— Start STORED DATA —
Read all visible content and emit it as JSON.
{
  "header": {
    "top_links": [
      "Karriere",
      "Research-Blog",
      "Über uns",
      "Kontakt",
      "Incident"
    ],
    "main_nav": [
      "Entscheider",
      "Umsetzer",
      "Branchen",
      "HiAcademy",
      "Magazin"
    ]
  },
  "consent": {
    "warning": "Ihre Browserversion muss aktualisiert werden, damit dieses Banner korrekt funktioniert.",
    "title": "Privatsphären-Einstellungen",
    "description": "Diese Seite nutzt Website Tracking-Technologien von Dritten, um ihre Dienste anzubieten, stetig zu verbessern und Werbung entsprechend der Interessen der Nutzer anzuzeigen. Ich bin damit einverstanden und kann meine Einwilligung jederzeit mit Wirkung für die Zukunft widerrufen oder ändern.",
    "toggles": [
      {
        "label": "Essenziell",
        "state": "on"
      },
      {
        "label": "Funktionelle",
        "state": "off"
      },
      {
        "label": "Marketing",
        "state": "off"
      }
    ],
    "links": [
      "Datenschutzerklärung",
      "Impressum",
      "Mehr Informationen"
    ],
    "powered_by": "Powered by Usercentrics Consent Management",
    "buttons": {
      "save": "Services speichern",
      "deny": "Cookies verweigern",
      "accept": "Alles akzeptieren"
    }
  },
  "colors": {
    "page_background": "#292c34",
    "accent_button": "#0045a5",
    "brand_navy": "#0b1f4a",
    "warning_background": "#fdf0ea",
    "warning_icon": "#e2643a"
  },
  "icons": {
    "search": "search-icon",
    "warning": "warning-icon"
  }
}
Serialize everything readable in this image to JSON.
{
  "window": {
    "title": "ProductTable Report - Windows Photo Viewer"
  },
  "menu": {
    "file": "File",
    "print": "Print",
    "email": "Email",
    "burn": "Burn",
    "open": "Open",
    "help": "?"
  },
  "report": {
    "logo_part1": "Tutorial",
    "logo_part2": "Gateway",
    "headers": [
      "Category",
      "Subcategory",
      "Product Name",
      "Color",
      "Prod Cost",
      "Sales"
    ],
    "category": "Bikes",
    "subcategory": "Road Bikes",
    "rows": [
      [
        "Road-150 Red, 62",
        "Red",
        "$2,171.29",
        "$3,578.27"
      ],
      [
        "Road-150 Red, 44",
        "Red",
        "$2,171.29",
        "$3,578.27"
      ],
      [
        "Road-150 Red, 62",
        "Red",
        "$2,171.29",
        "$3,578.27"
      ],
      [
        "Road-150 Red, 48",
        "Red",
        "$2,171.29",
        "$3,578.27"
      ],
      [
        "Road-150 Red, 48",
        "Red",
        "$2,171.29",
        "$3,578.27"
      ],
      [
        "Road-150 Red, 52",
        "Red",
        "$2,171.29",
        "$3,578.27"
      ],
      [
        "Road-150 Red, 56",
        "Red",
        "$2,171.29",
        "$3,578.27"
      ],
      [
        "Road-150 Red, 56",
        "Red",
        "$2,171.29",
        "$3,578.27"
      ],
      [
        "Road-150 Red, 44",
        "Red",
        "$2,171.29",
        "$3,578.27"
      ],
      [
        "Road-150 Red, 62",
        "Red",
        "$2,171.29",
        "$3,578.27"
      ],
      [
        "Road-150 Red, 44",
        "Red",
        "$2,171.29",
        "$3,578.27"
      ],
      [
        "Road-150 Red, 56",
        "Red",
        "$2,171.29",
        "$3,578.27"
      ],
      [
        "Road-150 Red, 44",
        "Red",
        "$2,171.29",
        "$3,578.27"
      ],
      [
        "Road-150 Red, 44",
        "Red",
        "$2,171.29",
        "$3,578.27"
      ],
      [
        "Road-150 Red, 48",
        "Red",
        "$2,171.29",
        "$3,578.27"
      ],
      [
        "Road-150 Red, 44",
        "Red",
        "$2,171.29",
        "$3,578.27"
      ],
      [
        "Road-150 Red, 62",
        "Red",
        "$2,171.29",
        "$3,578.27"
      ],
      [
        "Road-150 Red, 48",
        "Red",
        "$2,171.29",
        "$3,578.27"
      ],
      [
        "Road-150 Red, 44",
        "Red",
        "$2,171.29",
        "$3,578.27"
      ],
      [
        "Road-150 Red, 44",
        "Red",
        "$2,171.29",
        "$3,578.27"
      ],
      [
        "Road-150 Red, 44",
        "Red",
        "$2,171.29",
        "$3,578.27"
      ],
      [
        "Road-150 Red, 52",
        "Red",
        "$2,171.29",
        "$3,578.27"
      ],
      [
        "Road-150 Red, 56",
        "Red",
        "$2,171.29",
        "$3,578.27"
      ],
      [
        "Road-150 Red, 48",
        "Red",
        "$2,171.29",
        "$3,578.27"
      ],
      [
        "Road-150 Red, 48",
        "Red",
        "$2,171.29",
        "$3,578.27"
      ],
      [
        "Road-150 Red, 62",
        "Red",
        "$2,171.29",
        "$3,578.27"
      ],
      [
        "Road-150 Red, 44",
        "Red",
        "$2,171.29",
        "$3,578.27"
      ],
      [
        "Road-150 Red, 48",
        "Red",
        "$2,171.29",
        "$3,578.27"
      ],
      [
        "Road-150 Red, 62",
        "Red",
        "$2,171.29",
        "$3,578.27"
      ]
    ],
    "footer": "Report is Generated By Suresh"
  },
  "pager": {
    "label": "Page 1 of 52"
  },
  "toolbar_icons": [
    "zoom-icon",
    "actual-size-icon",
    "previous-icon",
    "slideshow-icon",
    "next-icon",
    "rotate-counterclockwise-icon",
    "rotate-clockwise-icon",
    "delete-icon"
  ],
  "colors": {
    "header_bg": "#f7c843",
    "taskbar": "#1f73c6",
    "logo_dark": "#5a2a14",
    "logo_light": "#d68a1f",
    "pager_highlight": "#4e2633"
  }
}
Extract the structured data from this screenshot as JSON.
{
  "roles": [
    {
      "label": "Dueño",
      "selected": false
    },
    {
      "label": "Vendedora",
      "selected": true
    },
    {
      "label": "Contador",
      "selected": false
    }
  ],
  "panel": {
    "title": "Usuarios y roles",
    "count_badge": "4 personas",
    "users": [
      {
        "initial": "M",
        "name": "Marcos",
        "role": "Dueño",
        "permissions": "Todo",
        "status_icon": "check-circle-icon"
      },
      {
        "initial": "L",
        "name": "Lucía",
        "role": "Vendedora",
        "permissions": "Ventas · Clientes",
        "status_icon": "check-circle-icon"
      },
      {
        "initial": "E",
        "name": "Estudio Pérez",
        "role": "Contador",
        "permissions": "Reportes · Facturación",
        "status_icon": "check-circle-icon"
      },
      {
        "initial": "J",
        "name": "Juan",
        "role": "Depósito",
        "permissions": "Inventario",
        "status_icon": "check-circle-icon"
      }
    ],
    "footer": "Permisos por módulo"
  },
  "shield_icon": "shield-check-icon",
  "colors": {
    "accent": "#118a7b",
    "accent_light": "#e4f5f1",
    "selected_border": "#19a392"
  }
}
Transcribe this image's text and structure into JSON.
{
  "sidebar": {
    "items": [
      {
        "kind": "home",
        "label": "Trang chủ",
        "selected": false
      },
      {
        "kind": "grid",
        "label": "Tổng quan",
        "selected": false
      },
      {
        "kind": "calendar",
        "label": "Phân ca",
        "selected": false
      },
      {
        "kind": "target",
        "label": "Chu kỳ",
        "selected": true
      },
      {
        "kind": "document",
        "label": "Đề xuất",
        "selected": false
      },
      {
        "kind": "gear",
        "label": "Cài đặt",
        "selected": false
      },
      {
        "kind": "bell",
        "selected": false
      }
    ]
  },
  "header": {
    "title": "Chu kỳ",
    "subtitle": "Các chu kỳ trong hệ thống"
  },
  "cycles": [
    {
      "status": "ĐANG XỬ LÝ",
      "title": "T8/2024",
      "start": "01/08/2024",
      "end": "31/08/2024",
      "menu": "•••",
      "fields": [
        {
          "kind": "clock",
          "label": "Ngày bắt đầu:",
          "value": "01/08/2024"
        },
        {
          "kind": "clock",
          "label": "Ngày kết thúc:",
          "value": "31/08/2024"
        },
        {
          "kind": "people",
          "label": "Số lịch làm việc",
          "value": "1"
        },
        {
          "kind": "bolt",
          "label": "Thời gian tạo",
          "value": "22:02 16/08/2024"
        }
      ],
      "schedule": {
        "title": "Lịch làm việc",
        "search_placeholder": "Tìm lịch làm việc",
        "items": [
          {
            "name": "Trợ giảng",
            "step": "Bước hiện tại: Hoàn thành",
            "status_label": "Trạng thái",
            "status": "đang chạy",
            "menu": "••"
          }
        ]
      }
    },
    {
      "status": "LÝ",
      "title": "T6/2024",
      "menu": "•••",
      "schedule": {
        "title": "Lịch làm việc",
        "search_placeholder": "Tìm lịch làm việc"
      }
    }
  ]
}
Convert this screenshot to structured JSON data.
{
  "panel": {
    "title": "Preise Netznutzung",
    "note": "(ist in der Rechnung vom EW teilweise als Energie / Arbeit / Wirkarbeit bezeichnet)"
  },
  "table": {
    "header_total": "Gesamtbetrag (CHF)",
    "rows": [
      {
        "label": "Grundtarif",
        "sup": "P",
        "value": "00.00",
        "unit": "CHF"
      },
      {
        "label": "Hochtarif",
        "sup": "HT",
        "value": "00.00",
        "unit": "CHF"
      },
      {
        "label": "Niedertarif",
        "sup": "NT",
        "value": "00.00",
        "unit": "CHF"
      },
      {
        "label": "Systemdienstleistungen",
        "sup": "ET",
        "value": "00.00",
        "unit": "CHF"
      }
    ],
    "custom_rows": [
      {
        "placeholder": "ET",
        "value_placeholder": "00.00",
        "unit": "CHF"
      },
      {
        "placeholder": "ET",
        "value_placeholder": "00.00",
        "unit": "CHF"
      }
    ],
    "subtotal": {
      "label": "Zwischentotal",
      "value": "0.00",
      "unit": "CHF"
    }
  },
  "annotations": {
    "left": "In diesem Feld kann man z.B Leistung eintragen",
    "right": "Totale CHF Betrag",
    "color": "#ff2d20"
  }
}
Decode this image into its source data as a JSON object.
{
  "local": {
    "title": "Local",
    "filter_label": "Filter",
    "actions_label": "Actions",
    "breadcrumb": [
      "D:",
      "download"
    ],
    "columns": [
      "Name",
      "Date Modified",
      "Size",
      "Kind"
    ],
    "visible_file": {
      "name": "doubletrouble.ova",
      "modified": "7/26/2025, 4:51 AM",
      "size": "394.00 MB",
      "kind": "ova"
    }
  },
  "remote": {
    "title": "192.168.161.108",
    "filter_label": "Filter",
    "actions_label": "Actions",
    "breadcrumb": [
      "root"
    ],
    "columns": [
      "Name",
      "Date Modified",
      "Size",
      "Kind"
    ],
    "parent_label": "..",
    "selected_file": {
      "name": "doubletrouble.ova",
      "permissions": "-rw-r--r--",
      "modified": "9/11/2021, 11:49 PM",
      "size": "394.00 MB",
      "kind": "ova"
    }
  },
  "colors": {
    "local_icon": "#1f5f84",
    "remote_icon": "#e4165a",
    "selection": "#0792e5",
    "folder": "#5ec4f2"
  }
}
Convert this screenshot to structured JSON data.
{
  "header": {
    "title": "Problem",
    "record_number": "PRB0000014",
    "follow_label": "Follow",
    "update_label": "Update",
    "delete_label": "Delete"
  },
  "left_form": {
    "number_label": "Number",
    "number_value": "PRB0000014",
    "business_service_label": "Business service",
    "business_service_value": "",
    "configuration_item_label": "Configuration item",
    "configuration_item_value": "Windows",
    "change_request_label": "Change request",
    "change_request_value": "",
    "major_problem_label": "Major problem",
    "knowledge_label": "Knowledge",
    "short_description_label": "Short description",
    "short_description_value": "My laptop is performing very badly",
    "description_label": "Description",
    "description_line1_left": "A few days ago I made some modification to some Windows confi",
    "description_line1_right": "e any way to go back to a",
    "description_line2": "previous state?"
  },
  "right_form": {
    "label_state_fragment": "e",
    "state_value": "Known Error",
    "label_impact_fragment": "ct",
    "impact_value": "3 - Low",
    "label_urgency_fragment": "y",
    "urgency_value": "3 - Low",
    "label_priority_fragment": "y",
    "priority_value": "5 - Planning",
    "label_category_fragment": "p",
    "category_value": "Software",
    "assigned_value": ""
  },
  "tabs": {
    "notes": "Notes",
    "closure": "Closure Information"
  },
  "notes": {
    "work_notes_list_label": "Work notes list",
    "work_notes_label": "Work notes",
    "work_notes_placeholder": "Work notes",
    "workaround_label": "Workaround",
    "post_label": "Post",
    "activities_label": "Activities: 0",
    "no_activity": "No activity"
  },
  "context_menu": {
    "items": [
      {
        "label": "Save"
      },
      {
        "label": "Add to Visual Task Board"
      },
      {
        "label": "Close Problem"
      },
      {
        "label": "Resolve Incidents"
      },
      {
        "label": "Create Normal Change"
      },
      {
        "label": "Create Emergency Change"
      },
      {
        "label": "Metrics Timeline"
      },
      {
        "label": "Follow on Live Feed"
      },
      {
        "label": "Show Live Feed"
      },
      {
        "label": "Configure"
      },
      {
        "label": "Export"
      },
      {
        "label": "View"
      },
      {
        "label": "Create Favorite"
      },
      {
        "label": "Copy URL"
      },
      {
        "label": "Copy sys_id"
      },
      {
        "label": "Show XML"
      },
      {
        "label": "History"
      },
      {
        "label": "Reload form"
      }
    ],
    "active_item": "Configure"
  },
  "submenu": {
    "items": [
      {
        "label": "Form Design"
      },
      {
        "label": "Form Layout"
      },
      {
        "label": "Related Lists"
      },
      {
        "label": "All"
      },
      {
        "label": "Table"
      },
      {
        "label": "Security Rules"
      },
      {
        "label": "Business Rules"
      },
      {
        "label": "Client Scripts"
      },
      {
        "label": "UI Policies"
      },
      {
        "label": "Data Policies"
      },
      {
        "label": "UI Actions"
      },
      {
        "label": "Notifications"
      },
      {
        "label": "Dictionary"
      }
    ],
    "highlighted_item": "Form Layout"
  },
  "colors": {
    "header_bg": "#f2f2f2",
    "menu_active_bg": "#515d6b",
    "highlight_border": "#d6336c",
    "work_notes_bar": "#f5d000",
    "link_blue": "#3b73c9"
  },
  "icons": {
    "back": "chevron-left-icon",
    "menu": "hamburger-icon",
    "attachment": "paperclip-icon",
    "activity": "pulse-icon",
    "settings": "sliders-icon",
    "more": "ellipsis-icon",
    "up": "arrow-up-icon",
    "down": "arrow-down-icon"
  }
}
— End STORED DATA —
→ **TASK GOAL**
Show every line where the string "Configure" appears.

→ **SOLUTION TO THIS PROBLEM**
        "label": "Configure"
    "active_item": "Configure"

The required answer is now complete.